TASK BRIEF
Locate all lines with the word "changes" and copy them out.

* Begin SUPPLIED RECORDS *

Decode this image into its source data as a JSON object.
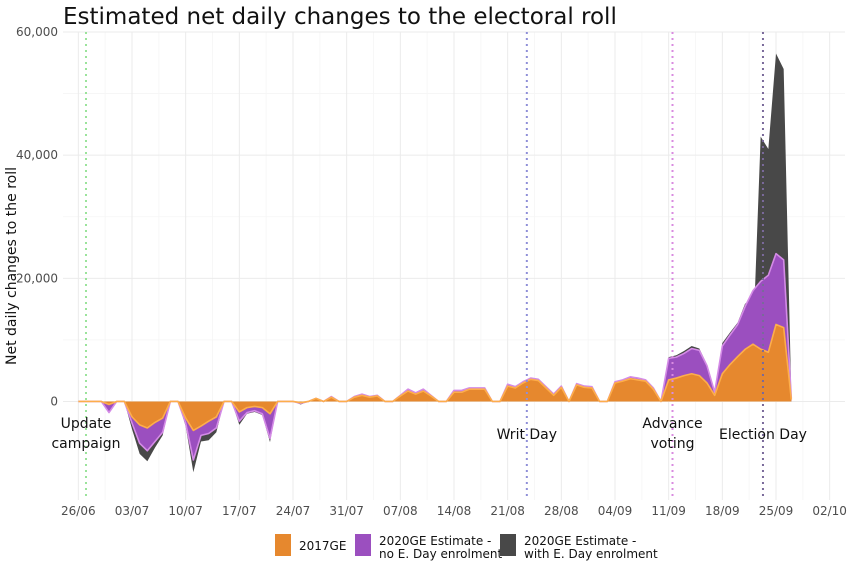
{
  "chart_data": {
    "type": "area",
    "title": "Estimated net daily changes to the electoral roll",
    "xlabel": "",
    "ylabel": "Net daily changes to the roll",
    "ylim": [
      -16000,
      60000
    ],
    "y_ticks": [
      0,
      20000,
      40000,
      60000
    ],
    "y_tick_labels": [
      "0",
      "20,000",
      "40,000",
      "60,000"
    ],
    "x_tick_labels": [
      "26/06",
      "03/07",
      "10/07",
      "17/07",
      "24/07",
      "31/07",
      "07/08",
      "14/08",
      "21/08",
      "28/08",
      "04/09",
      "11/09",
      "18/09",
      "25/09",
      "02/10"
    ],
    "x_ticks_day": [
      0,
      7,
      14,
      21,
      28,
      35,
      42,
      49,
      56,
      63,
      70,
      77,
      84,
      91,
      98
    ],
    "x_axis_start": "2020-06-26",
    "grid": true,
    "legend_position": "bottom",
    "colors": {
      "2017GE": "#e6882e",
      "2017GE_light": "#fdae4b",
      "no_eday": "#9b4fbf",
      "no_eday_light": "#d48be6",
      "with_eday": "#484848"
    },
    "legend": [
      {
        "key": "2017GE",
        "label_lines": [
          "2017GE"
        ]
      },
      {
        "key": "no_eday",
        "label_lines": [
          "2020GE Estimate -",
          "no E. Day enrolment"
        ]
      },
      {
        "key": "with_eday",
        "label_lines": [
          "2020GE Estimate -",
          "with E. Day enrolment"
        ]
      }
    ],
    "vlines": [
      {
        "day": 1.0,
        "color": "#9be39b",
        "label_lines": [
          "Update",
          "campaign"
        ]
      },
      {
        "day": 58.5,
        "color": "#8f8fd8",
        "label_lines": [
          "Writ Day"
        ]
      },
      {
        "day": 77.5,
        "color": "#d98be0",
        "label_lines": [
          "Advance",
          "voting"
        ]
      },
      {
        "day": 89.3,
        "color": "#7a6a9a",
        "label_lines": [
          "Election Day"
        ]
      }
    ],
    "series": [
      {
        "name": "2020GE Estimate - with E. Day enrolment",
        "key": "with_eday",
        "points": [
          [
            0,
            0
          ],
          [
            3,
            0
          ],
          [
            4,
            -1800
          ],
          [
            5,
            0
          ],
          [
            6,
            0
          ],
          [
            7,
            -4500
          ],
          [
            8,
            -8500
          ],
          [
            9,
            -9700
          ],
          [
            10,
            -7500
          ],
          [
            11,
            -5500
          ],
          [
            12,
            0
          ],
          [
            13,
            0
          ],
          [
            14,
            -4000
          ],
          [
            15,
            -11500
          ],
          [
            16,
            -6500
          ],
          [
            17,
            -6300
          ],
          [
            18,
            -5000
          ],
          [
            19,
            0
          ],
          [
            20,
            0
          ],
          [
            21,
            -3800
          ],
          [
            22,
            -2000
          ],
          [
            23,
            -1700
          ],
          [
            24,
            -2200
          ],
          [
            25,
            -6600
          ],
          [
            26,
            0
          ],
          [
            28,
            0
          ],
          [
            29,
            -500
          ],
          [
            30,
            0
          ],
          [
            31,
            500
          ],
          [
            32,
            0
          ],
          [
            33,
            800
          ],
          [
            34,
            0
          ],
          [
            35,
            0
          ],
          [
            36,
            800
          ],
          [
            37,
            1200
          ],
          [
            38,
            800
          ],
          [
            39,
            1000
          ],
          [
            40,
            0
          ],
          [
            41,
            0
          ],
          [
            42,
            1000
          ],
          [
            43,
            2000
          ],
          [
            44,
            1400
          ],
          [
            45,
            2000
          ],
          [
            46,
            1000
          ],
          [
            47,
            0
          ],
          [
            48,
            0
          ],
          [
            49,
            1800
          ],
          [
            50,
            1800
          ],
          [
            51,
            2200
          ],
          [
            52,
            2200
          ],
          [
            53,
            2200
          ],
          [
            54,
            0
          ],
          [
            55,
            0
          ],
          [
            56,
            2800
          ],
          [
            57,
            2400
          ],
          [
            58,
            3200
          ],
          [
            59,
            3800
          ],
          [
            60,
            3600
          ],
          [
            61,
            2400
          ],
          [
            62,
            1200
          ],
          [
            63,
            2500
          ],
          [
            64,
            0
          ],
          [
            65,
            2900
          ],
          [
            66,
            2500
          ],
          [
            67,
            2400
          ],
          [
            68,
            0
          ],
          [
            69,
            0
          ],
          [
            70,
            3200
          ],
          [
            71,
            3500
          ],
          [
            72,
            4000
          ],
          [
            73,
            3800
          ],
          [
            74,
            3500
          ],
          [
            75,
            2200
          ],
          [
            76,
            0
          ],
          [
            77,
            7200
          ],
          [
            78,
            7500
          ],
          [
            79,
            8200
          ],
          [
            80,
            9000
          ],
          [
            81,
            8600
          ],
          [
            82,
            6000
          ],
          [
            83,
            1500
          ],
          [
            84,
            9500
          ],
          [
            85,
            11200
          ],
          [
            86,
            12800
          ],
          [
            87,
            16000
          ],
          [
            88,
            9500
          ],
          [
            89,
            43000
          ],
          [
            90,
            41000
          ],
          [
            91,
            56500
          ],
          [
            92,
            54000
          ],
          [
            93,
            600
          ]
        ]
      },
      {
        "name": "2020GE Estimate - no E. Day enrolment",
        "key": "no_eday",
        "points": [
          [
            0,
            0
          ],
          [
            3,
            0
          ],
          [
            4,
            -1800
          ],
          [
            5,
            0
          ],
          [
            6,
            0
          ],
          [
            7,
            -3500
          ],
          [
            8,
            -6800
          ],
          [
            9,
            -8000
          ],
          [
            10,
            -6500
          ],
          [
            11,
            -5000
          ],
          [
            12,
            0
          ],
          [
            13,
            0
          ],
          [
            14,
            -3500
          ],
          [
            15,
            -9500
          ],
          [
            16,
            -5500
          ],
          [
            17,
            -5200
          ],
          [
            18,
            -4300
          ],
          [
            19,
            0
          ],
          [
            20,
            0
          ],
          [
            21,
            -3200
          ],
          [
            22,
            -1800
          ],
          [
            23,
            -1500
          ],
          [
            24,
            -2000
          ],
          [
            25,
            -6000
          ],
          [
            26,
            0
          ],
          [
            28,
            0
          ],
          [
            29,
            -300
          ],
          [
            30,
            0
          ],
          [
            31,
            500
          ],
          [
            32,
            0
          ],
          [
            33,
            800
          ],
          [
            34,
            0
          ],
          [
            35,
            0
          ],
          [
            36,
            800
          ],
          [
            37,
            1200
          ],
          [
            38,
            800
          ],
          [
            39,
            1000
          ],
          [
            40,
            0
          ],
          [
            41,
            0
          ],
          [
            42,
            1000
          ],
          [
            43,
            2000
          ],
          [
            44,
            1400
          ],
          [
            45,
            2000
          ],
          [
            46,
            1000
          ],
          [
            47,
            0
          ],
          [
            48,
            0
          ],
          [
            49,
            1800
          ],
          [
            50,
            1800
          ],
          [
            51,
            2200
          ],
          [
            52,
            2200
          ],
          [
            53,
            2200
          ],
          [
            54,
            0
          ],
          [
            55,
            0
          ],
          [
            56,
            2800
          ],
          [
            57,
            2400
          ],
          [
            58,
            3200
          ],
          [
            59,
            3800
          ],
          [
            60,
            3600
          ],
          [
            61,
            2400
          ],
          [
            62,
            1200
          ],
          [
            63,
            2500
          ],
          [
            64,
            0
          ],
          [
            65,
            2900
          ],
          [
            66,
            2500
          ],
          [
            67,
            2400
          ],
          [
            68,
            0
          ],
          [
            69,
            0
          ],
          [
            70,
            3200
          ],
          [
            71,
            3500
          ],
          [
            72,
            4000
          ],
          [
            73,
            3800
          ],
          [
            74,
            3500
          ],
          [
            75,
            2200
          ],
          [
            76,
            0
          ],
          [
            77,
            7000
          ],
          [
            78,
            7200
          ],
          [
            79,
            7800
          ],
          [
            80,
            8600
          ],
          [
            81,
            8300
          ],
          [
            82,
            5800
          ],
          [
            83,
            1500
          ],
          [
            84,
            9000
          ],
          [
            85,
            10800
          ],
          [
            86,
            12500
          ],
          [
            87,
            15500
          ],
          [
            88,
            18000
          ],
          [
            89,
            19500
          ],
          [
            90,
            20500
          ],
          [
            91,
            24000
          ],
          [
            92,
            23000
          ],
          [
            93,
            500
          ]
        ]
      },
      {
        "name": "2017GE",
        "key": "2017GE",
        "points": [
          [
            0,
            0
          ],
          [
            3,
            0
          ],
          [
            4,
            -500
          ],
          [
            5,
            0
          ],
          [
            6,
            0
          ],
          [
            7,
            -2500
          ],
          [
            8,
            -3800
          ],
          [
            9,
            -4300
          ],
          [
            10,
            -3400
          ],
          [
            11,
            -2700
          ],
          [
            12,
            0
          ],
          [
            13,
            0
          ],
          [
            14,
            -2700
          ],
          [
            15,
            -4700
          ],
          [
            16,
            -4000
          ],
          [
            17,
            -3200
          ],
          [
            18,
            -2500
          ],
          [
            19,
            0
          ],
          [
            20,
            0
          ],
          [
            21,
            -1700
          ],
          [
            22,
            -1000
          ],
          [
            23,
            -800
          ],
          [
            24,
            -1000
          ],
          [
            25,
            -2000
          ],
          [
            26,
            0
          ],
          [
            28,
            0
          ],
          [
            29,
            -200
          ],
          [
            30,
            0
          ],
          [
            31,
            500
          ],
          [
            32,
            0
          ],
          [
            33,
            700
          ],
          [
            34,
            0
          ],
          [
            35,
            0
          ],
          [
            36,
            700
          ],
          [
            37,
            1000
          ],
          [
            38,
            700
          ],
          [
            39,
            900
          ],
          [
            40,
            0
          ],
          [
            41,
            0
          ],
          [
            42,
            900
          ],
          [
            43,
            1700
          ],
          [
            44,
            1200
          ],
          [
            45,
            1700
          ],
          [
            46,
            900
          ],
          [
            47,
            0
          ],
          [
            48,
            0
          ],
          [
            49,
            1500
          ],
          [
            50,
            1500
          ],
          [
            51,
            2000
          ],
          [
            52,
            2000
          ],
          [
            53,
            2000
          ],
          [
            54,
            0
          ],
          [
            55,
            0
          ],
          [
            56,
            2500
          ],
          [
            57,
            2200
          ],
          [
            58,
            3000
          ],
          [
            59,
            3600
          ],
          [
            60,
            3400
          ],
          [
            61,
            2200
          ],
          [
            62,
            1000
          ],
          [
            63,
            2300
          ],
          [
            64,
            0
          ],
          [
            65,
            2700
          ],
          [
            66,
            2300
          ],
          [
            67,
            2200
          ],
          [
            68,
            0
          ],
          [
            69,
            0
          ],
          [
            70,
            3000
          ],
          [
            71,
            3300
          ],
          [
            72,
            3700
          ],
          [
            73,
            3500
          ],
          [
            74,
            3300
          ],
          [
            75,
            2000
          ],
          [
            76,
            0
          ],
          [
            77,
            3500
          ],
          [
            78,
            3800
          ],
          [
            79,
            4200
          ],
          [
            80,
            4500
          ],
          [
            81,
            4200
          ],
          [
            82,
            3000
          ],
          [
            83,
            1000
          ],
          [
            84,
            4500
          ],
          [
            85,
            6000
          ],
          [
            86,
            7300
          ],
          [
            87,
            8500
          ],
          [
            88,
            9300
          ],
          [
            89,
            8500
          ],
          [
            90,
            8000
          ],
          [
            91,
            12500
          ],
          [
            92,
            12000
          ],
          [
            93,
            300
          ]
        ]
      }
    ]
  }
}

* End SUPPLIED RECORDS *

TASK RESULT
    "title": "Estimated net daily changes to the electoral roll",
    "ylabel": "Net daily changes to the roll",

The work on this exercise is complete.